Work to be completed
Skip every image and restate the data word for word.

(Saved data entries)
——
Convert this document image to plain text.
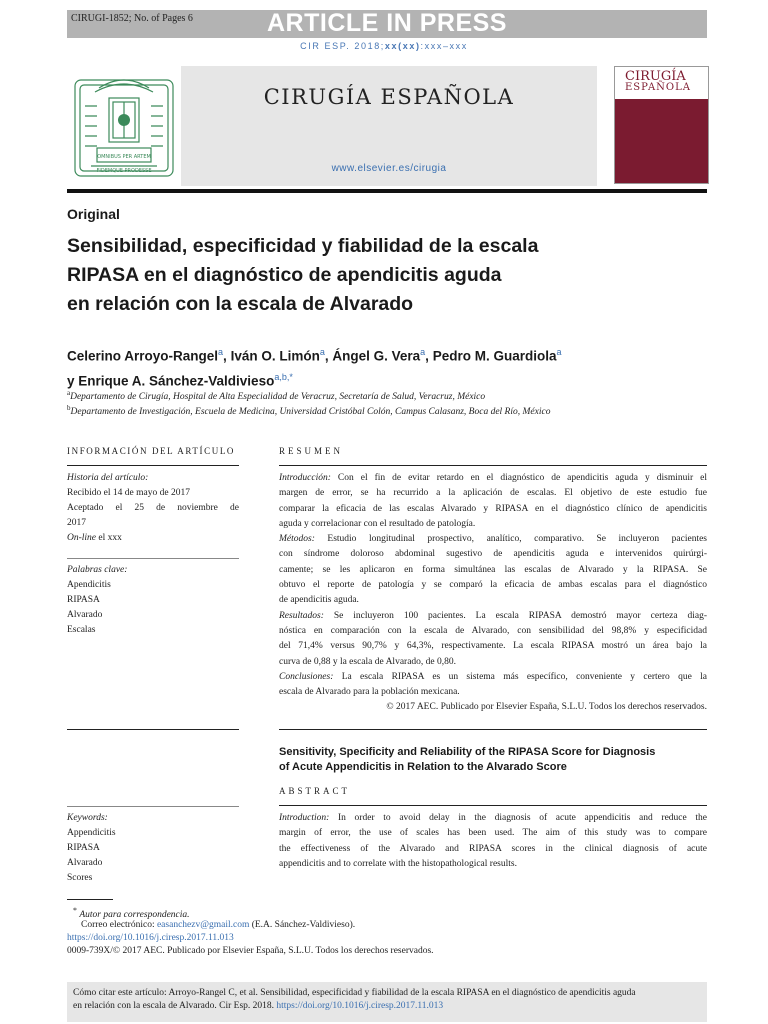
CIRUGI-1852; No. of Pages 6	ARTICLE IN PRESS
CIR ESP. 2018;xx(xx):xxx–xxx
OMNIBUS PER ARTEM
FIDEMQUE PRODESSE
CIRUGÍA ESPAÑOLA
www.elsevier.es/cirugia
CIRUGÍA
ESPAÑOLA
Original
Sensibilidad, especificidad y fiabilidad de la escala
RIPASA en el diagnóstico de apendicitis aguda
en relación con la escala de Alvarado
Celerino Arroyo-Rangel$^a$, Iván O. Limón$^a$, Ángel G. Vera$^a$, Pedro M. Guardiola$^a$
y Enrique A. Sánchez-Valdivieso$^{a,b,*}$
$^a$Departamento de Cirugía, Hospital de Alta Especialidad de Veracruz, Secretaría de Salud, Veracruz, México
$^b$Departamento de Investigación, Escuela de Medicina, Universidad Cristóbal Colón, Campus Calasanz, Boca del Río, México
INFORMACIÓN DEL ARTÍCULO
Historia del artículo:
Recibido el 14 de mayo de 2017
Aceptado el 25 de noviembre de
2017
On-line el xxx
Palabras clave:
Apendicitis
RIPASA
Alvarado
Escalas
Keywords:
Appendicitis
RIPASA
Alvarado
Scores
RESUMEN

Introducción: Con el fin de evitar retardo en el diagnóstico de apendicitis aguda y disminuir el

margen de error, se ha recurrido a la aplicación de escalas. El objetivo de este estudio fue

comparar la eficacia de las escalas Alvarado y RIPASA en el diagnóstico clínico de apendicitis

aguda y correlacionar con el resultado de patología.

Métodos: Estudio longitudinal prospectivo, analítico, comparativo. Se incluyeron pacientes

con síndrome doloroso abdominal sugestivo de apendicitis aguda e intervenidos quirúrgi-

camente; se les aplicaron en forma simultánea las escalas de Alvarado y la RIPASA. Se

obtuvo el reporte de patología y se comparó la eficacia de ambas escalas para el diagnóstico

de apendicitis aguda.

Resultados: Se incluyeron 100 pacientes. La escala RIPASA demostró mayor certeza diag-

nóstica en comparación con la escala de Alvarado, con sensibilidad del 98,8% y especificidad

del 71,4% versus 90,7% y 64,3%, respectivamente. La escala RIPASA mostró un área bajo la

curva de 0,88 y la escala de Alvarado, de 0,80.

Conclusiones: La escala RIPASA es un sistema más específico, conveniente y certero que la

escala de Alvarado para la población mexicana.

© 2017 AEC. Publicado por Elsevier España, S.L.U. Todos los derechos reservados.

Sensitivity, Specificity and Reliability of the RIPASA Score for Diagnosis
of Acute Appendicitis in Relation to the Alvarado Score
ABSTRACT

Introduction: In order to avoid delay in the diagnosis of acute appendicitis and reduce the

margin of error, the use of scales has been used. The aim of this study was to compare

the effectiveness of the Alvarado and RIPASA scores in the clinical diagnosis of acute

appendicitis and to correlate with the histopathological results.

* Autor para correspondencia.
Correo electrónico: easanchezv@gmail.com (E.A. Sánchez-Valdivieso).
https://doi.org/10.1016/j.ciresp.2017.11.013
0009-739X/© 2017 AEC. Publicado por Elsevier España, S.L.U. Todos los derechos reservados.
Cómo citar este artículo: Arroyo-Rangel C, et al. Sensibilidad, especificidad y fiabilidad de la escala RIPASA en el diagnóstico de apendicitis aguda
en relación con la escala de Alvarado. Cir Esp. 2018. https://doi.org/10.1016/j.ciresp.2017.11.013
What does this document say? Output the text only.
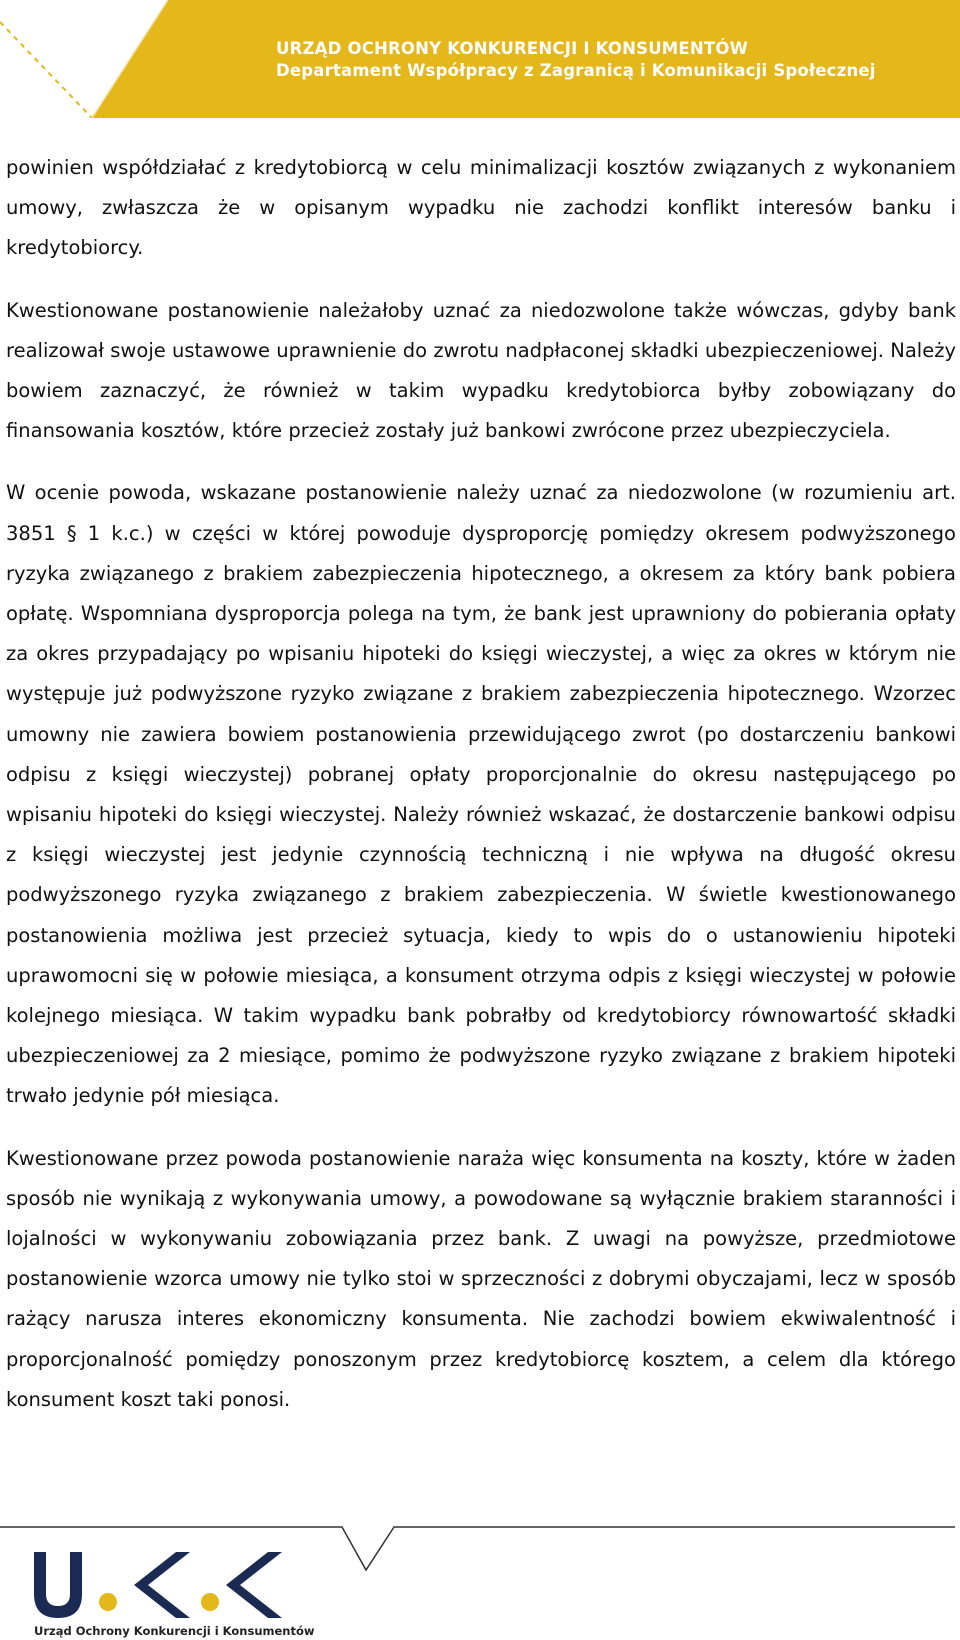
URZĄD OCHRONY KONKURENCJI I KONSUMENTÓW
Departament Współpracy z Zagranicą i Komunikacji Społecznej

powinien współdziałać z kredytobiorcą w celu minimalizacji kosztów związanych z wykonaniem umowy, zwłaszcza że w opisanym wypadku nie zachodzi konflikt interesów banku i kredytobiorcy.

Kwestionowane postanowienie należałoby uznać za niedozwolone także wówczas, gdyby bank realizował swoje ustawowe uprawnienie do zwrotu nadpłaconej składki ubezpieczeniowej. Należy bowiem zaznaczyć, że również w takim wypadku kredytobiorca byłby zobowiązany do finansowania kosztów, które przecież zostały już bankowi zwrócone przez ubezpieczyciela.

W ocenie powoda, wskazane postanowienie należy uznać za niedozwolone (w rozumieniu art. 3851 § 1 k.c.) w części w której powoduje dysproporcję pomiędzy okresem podwyższonego ryzyka związanego z brakiem zabezpieczenia hipotecznego, a okresem za który bank pobiera opłatę. Wspomniana dysproporcja polega na tym, że bank jest uprawniony do pobierania opłaty za okres przypadający po wpisaniu hipoteki do księgi wieczystej, a więc za okres w którym nie występuje już podwyższone ryzyko związane z brakiem zabezpieczenia hipotecznego. Wzorzec umowny nie zawiera bowiem postanowienia przewidującego zwrot (po dostarczeniu bankowi odpisu z księgi wieczystej) pobranej opłaty proporcjonalnie do okresu następującego po wpisaniu hipoteki do księgi wieczystej. Należy również wskazać, że dostarczenie bankowi odpisu z księgi wieczystej jest jedynie czynnością techniczną i nie wpływa na długość okresu podwyższonego ryzyka związanego z brakiem zabezpieczenia. W świetle kwestionowanego postanowienia możliwa jest przecież sytuacja, kiedy to wpis do o ustanowieniu hipoteki uprawomocni się w połowie miesiąca, a konsument otrzyma odpis z księgi wieczystej w połowie kolejnego miesiąca. W takim wypadku bank pobrałby od kredytobiorcy równowartość składki ubezpieczeniowej za 2 miesiące, pomimo że podwyższone ryzyko związane z brakiem hipoteki trwało jedynie pół miesiąca.

Kwestionowane przez powoda postanowienie naraża więc konsumenta na koszty, które w żaden sposób nie wynikają z wykonywania umowy, a powodowane są wyłącznie brakiem staranności i lojalności w wykonywaniu zobowiązania przez bank. Z uwagi na powyższe, przedmiotowe postanowienie wzorca umowy nie tylko stoi w sprzeczności z dobrymi obyczajami, lecz w sposób rażący narusza interes ekonomiczny konsumenta. Nie zachodzi bowiem ekwiwalentność i proporcjonalność pomiędzy ponoszonym przez kredytobiorcę kosztem, a celem dla którego konsument koszt taki ponosi.

Urząd Ochrony Konkurencji i Konsumentów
——
Task output
Convert this document image to plain text.
CIRUGI-1852; No. of Pages 6	ARTICLE IN PRESS
CIR ESP. 2018;xx(xx):xxx–xxx
OMNIBUS PER ARTEM
FIDEMQUE PRODESSE
CIRUGÍA ESPAÑOLA
www.elsevier.es/cirugia
CIRUGÍA
ESPAÑOLA
Original
Sensibilidad, especificidad y fiabilidad de la escala
RIPASA en el diagnóstico de apendicitis aguda
en relación con la escala de Alvarado
Celerino Arroyo-Rangel$^a$, Iván O. Limón$^a$, Ángel G. Vera$^a$, Pedro M. Guardiola$^a$
y Enrique A. Sánchez-Valdivieso$^{a,b,*}$
$^a$Departamento de Cirugía, Hospital de Alta Especialidad de Veracruz, Secretaría de Salud, Veracruz, México
$^b$Departamento de Investigación, Escuela de Medicina, Universidad Cristóbal Colón, Campus Calasanz, Boca del Río, México
INFORMACIÓN DEL ARTÍCULO
Historia del artículo:
Recibido el 14 de mayo de 2017
Aceptado el 25 de noviembre de
2017
On-line el xxx
Palabras clave:
Apendicitis
RIPASA
Alvarado
Escalas
Keywords:
Appendicitis
RIPASA
Alvarado
Scores
RESUMEN

Introducción: Con el fin de evitar retardo en el diagnóstico de apendicitis aguda y disminuir el

margen de error, se ha recurrido a la aplicación de escalas. El objetivo de este estudio fue

comparar la eficacia de las escalas Alvarado y RIPASA en el diagnóstico clínico de apendicitis

aguda y correlacionar con el resultado de patología.

Métodos: Estudio longitudinal prospectivo, analítico, comparativo. Se incluyeron pacientes

con síndrome doloroso abdominal sugestivo de apendicitis aguda e intervenidos quirúrgi-

camente; se les aplicaron en forma simultánea las escalas de Alvarado y la RIPASA. Se

obtuvo el reporte de patología y se comparó la eficacia de ambas escalas para el diagnóstico

de apendicitis aguda.

Resultados: Se incluyeron 100 pacientes. La escala RIPASA demostró mayor certeza diag-

nóstica en comparación con la escala de Alvarado, con sensibilidad del 98,8% y especificidad

del 71,4% versus 90,7% y 64,3%, respectivamente. La escala RIPASA mostró un área bajo la

curva de 0,88 y la escala de Alvarado, de 0,80.

Conclusiones: La escala RIPASA es un sistema más específico, conveniente y certero que la

escala de Alvarado para la población mexicana.

© 2017 AEC. Publicado por Elsevier España, S.L.U. Todos los derechos reservados.

Sensitivity, Specificity and Reliability of the RIPASA Score for Diagnosis
of Acute Appendicitis in Relation to the Alvarado Score
ABSTRACT

Introduction: In order to avoid delay in the diagnosis of acute appendicitis and reduce the

margin of error, the use of scales has been used. The aim of this study was to compare

the effectiveness of the Alvarado and RIPASA scores in the clinical diagnosis of acute

appendicitis and to correlate with the histopathological results.

* Autor para correspondencia.
Correo electrónico: easanchezv@gmail.com (E.A. Sánchez-Valdivieso).
https://doi.org/10.1016/j.ciresp.2017.11.013
0009-739X/© 2017 AEC. Publicado por Elsevier España, S.L.U. Todos los derechos reservados.
Cómo citar este artículo: Arroyo-Rangel C, et al. Sensibilidad, especificidad y fiabilidad de la escala RIPASA en el diagnóstico de apendicitis aguda
en relación con la escala de Alvarado. Cir Esp. 2018. https://doi.org/10.1016/j.ciresp.2017.11.013
What does this document say? Output the text only.
URZĄD OCHRONY KONKURENCJI I KONSUMENTÓW
Departament Współpracy z Zagranicą i Komunikacji Społecznej

powinien współdziałać z kredytobiorcą w celu minimalizacji kosztów związanych z wykonaniem umowy, zwłaszcza że w opisanym wypadku nie zachodzi konflikt interesów banku i kredytobiorcy.

Kwestionowane postanowienie należałoby uznać za niedozwolone także wówczas, gdyby bank realizował swoje ustawowe uprawnienie do zwrotu nadpłaconej składki ubezpieczeniowej. Należy bowiem zaznaczyć, że również w takim wypadku kredytobiorca byłby zobowiązany do finansowania kosztów, które przecież zostały już bankowi zwrócone przez ubezpieczyciela.

W ocenie powoda, wskazane postanowienie należy uznać za niedozwolone (w rozumieniu art. 3851 § 1 k.c.) w części w której powoduje dysproporcję pomiędzy okresem podwyższonego ryzyka związanego z brakiem zabezpieczenia hipotecznego, a okresem za który bank pobiera opłatę. Wspomniana dysproporcja polega na tym, że bank jest uprawniony do pobierania opłaty za okres przypadający po wpisaniu hipoteki do księgi wieczystej, a więc za okres w którym nie występuje już podwyższone ryzyko związane z brakiem zabezpieczenia hipotecznego. Wzorzec umowny nie zawiera bowiem postanowienia przewidującego zwrot (po dostarczeniu bankowi odpisu z księgi wieczystej) pobranej opłaty proporcjonalnie do okresu następującego po wpisaniu hipoteki do księgi wieczystej. Należy również wskazać, że dostarczenie bankowi odpisu z księgi wieczystej jest jedynie czynnością techniczną i nie wpływa na długość okresu podwyższonego ryzyka związanego z brakiem zabezpieczenia. W świetle kwestionowanego postanowienia możliwa jest przecież sytuacja, kiedy to wpis do o ustanowieniu hipoteki uprawomocni się w połowie miesiąca, a konsument otrzyma odpis z księgi wieczystej w połowie kolejnego miesiąca. W takim wypadku bank pobrałby od kredytobiorcy równowartość składki ubezpieczeniowej za 2 miesiące, pomimo że podwyższone ryzyko związane z brakiem hipoteki trwało jedynie pół miesiąca.

Kwestionowane przez powoda postanowienie naraża więc konsumenta na koszty, które w żaden sposób nie wynikają z wykonywania umowy, a powodowane są wyłącznie brakiem staranności i lojalności w wykonywaniu zobowiązania przez bank. Z uwagi na powyższe, przedmiotowe postanowienie wzorca umowy nie tylko stoi w sprzeczności z dobrymi obyczajami, lecz w sposób rażący narusza interes ekonomiczny konsumenta. Nie zachodzi bowiem ekwiwalentność i proporcjonalność pomiędzy ponoszonym przez kredytobiorcę kosztem, a celem dla którego konsument koszt taki ponosi.

Urząd Ochrony Konkurencji i Konsumentów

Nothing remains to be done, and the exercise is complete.